Lines of data

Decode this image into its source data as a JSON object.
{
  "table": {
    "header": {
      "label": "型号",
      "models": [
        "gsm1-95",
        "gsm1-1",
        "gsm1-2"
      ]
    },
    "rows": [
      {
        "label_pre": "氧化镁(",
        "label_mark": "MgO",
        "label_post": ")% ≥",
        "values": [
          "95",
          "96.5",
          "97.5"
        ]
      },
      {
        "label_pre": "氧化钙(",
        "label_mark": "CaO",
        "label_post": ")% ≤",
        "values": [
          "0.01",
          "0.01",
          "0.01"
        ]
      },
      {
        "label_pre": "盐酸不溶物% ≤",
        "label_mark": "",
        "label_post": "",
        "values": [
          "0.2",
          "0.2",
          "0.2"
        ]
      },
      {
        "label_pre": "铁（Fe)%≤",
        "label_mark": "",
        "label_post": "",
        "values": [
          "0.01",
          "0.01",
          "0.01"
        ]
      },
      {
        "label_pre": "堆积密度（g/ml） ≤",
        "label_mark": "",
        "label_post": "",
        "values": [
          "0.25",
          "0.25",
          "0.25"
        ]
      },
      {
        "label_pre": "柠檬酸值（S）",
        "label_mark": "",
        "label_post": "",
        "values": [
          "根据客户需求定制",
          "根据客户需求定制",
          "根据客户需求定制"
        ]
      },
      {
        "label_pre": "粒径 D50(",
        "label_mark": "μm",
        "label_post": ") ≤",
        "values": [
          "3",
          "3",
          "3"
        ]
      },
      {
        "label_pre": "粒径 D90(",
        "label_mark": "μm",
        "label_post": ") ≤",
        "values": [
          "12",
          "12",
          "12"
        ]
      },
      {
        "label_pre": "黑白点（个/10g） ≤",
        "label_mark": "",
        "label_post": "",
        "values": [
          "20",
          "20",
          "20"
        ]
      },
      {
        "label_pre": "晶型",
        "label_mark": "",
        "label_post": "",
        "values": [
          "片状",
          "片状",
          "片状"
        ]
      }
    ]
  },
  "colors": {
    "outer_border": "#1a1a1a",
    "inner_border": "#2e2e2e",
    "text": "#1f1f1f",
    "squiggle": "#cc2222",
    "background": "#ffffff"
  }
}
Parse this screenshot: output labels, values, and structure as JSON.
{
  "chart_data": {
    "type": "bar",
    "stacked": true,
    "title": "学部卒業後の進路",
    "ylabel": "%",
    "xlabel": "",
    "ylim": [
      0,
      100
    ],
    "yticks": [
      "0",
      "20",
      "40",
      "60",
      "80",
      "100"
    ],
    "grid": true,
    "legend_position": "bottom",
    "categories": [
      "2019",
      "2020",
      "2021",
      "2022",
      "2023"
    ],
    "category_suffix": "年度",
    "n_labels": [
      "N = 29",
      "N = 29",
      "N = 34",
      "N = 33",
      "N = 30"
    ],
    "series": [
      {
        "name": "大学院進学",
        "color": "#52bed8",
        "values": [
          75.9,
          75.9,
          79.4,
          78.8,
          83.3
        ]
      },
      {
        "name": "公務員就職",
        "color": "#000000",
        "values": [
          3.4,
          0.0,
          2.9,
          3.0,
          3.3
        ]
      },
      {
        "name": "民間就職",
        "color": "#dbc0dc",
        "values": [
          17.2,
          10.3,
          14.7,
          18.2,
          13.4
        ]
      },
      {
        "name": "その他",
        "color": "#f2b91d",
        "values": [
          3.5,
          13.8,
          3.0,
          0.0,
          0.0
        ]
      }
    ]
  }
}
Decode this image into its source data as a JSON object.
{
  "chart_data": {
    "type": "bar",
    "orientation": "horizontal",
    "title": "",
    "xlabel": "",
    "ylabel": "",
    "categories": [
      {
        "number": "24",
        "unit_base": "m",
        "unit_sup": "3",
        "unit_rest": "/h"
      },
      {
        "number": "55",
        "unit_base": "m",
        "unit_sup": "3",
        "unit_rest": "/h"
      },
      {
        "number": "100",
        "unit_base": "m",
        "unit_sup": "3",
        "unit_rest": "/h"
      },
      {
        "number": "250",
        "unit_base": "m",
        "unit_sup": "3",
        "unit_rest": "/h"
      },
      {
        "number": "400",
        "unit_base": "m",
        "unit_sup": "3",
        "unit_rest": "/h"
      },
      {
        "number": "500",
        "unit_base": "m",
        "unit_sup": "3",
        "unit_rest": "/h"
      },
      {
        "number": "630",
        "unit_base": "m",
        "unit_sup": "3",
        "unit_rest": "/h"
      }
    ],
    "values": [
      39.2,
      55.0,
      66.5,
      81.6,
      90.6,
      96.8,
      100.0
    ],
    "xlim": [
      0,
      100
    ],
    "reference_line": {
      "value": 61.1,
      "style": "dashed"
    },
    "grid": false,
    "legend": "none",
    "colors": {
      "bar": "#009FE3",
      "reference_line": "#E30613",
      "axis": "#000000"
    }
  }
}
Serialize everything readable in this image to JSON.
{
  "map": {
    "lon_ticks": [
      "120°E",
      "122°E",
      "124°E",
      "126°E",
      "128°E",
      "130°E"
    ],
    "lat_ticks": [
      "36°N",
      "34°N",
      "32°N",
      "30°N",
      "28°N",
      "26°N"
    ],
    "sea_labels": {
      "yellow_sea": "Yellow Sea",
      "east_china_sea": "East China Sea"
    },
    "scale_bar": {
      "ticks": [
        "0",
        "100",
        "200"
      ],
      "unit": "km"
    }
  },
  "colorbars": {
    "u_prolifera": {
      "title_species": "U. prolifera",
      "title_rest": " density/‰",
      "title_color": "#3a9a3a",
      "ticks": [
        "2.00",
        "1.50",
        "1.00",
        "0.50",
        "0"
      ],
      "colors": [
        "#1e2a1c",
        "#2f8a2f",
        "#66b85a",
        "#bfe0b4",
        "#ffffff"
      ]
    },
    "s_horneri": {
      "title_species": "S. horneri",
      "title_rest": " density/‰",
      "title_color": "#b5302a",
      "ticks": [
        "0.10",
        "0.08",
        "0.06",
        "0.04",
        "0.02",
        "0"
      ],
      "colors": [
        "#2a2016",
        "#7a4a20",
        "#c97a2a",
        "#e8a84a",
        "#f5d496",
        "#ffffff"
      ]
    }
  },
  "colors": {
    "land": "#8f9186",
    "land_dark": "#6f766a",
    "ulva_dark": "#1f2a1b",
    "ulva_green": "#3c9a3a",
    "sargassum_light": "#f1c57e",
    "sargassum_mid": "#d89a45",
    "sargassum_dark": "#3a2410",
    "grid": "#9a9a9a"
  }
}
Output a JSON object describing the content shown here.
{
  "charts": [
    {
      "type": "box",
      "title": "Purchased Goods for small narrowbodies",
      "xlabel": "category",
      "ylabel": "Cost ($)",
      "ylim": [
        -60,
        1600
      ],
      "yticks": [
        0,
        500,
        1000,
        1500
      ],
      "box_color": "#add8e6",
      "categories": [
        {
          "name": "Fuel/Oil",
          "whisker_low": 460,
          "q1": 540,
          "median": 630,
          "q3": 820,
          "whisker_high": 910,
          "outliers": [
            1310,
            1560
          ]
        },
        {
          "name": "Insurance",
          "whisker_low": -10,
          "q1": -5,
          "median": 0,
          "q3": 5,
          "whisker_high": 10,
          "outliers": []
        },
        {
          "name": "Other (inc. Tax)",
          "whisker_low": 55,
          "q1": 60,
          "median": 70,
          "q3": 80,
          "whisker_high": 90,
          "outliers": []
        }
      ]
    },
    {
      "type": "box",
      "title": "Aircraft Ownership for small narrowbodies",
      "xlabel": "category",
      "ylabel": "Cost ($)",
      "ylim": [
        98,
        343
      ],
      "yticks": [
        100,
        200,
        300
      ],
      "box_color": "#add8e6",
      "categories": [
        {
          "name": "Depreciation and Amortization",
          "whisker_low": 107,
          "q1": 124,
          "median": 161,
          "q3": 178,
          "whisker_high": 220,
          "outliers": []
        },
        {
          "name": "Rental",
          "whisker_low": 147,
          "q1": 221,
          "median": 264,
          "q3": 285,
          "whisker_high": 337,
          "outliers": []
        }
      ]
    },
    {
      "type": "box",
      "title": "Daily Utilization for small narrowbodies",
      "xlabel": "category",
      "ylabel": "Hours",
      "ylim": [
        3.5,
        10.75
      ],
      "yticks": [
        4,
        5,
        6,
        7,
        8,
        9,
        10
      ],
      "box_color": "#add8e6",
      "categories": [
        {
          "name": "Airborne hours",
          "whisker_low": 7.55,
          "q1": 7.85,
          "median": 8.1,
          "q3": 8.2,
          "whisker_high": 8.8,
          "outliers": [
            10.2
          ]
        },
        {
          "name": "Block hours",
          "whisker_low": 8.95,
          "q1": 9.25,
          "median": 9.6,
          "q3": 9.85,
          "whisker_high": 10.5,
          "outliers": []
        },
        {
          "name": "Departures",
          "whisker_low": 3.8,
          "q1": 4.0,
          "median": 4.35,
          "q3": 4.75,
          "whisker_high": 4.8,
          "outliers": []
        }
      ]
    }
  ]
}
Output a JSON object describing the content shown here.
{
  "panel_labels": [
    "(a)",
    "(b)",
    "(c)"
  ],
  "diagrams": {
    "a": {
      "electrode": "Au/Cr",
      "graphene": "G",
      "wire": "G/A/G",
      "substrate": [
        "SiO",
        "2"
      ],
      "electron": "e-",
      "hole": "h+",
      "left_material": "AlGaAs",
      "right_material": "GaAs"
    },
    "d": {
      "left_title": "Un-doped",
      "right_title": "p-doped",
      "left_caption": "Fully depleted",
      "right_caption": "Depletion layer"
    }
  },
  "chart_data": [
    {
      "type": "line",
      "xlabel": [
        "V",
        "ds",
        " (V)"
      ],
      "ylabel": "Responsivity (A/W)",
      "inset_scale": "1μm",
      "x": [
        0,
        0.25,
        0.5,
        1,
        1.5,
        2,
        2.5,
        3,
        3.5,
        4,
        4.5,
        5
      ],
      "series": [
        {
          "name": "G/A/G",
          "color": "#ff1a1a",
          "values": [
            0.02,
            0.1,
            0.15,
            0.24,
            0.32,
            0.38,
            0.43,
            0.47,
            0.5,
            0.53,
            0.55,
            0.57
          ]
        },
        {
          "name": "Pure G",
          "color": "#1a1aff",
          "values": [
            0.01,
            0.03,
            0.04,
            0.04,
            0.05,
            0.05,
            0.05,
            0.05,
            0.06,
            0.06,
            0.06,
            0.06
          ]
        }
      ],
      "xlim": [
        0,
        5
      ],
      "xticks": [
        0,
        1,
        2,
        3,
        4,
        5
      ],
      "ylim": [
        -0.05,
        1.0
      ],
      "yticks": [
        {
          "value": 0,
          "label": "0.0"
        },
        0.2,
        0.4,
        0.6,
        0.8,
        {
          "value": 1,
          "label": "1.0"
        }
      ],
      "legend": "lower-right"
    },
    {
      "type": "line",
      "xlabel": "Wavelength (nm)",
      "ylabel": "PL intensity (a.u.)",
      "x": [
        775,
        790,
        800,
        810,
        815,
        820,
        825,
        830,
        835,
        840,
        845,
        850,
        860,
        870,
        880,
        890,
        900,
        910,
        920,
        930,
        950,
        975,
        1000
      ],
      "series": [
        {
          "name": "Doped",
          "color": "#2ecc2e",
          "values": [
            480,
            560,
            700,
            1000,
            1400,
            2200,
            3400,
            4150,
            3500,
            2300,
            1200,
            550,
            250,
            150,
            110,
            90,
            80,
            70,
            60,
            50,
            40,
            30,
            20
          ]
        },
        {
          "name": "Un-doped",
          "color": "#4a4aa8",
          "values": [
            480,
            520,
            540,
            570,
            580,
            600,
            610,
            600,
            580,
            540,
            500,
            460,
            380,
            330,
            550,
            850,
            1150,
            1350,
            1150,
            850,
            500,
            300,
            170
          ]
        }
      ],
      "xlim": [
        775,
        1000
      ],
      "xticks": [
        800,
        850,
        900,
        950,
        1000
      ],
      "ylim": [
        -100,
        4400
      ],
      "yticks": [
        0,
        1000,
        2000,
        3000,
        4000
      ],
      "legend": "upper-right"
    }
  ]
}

> [Brief]: What is the number of lines in these records that contain "median"? Reply with the number only.

> [Expected answer]: 8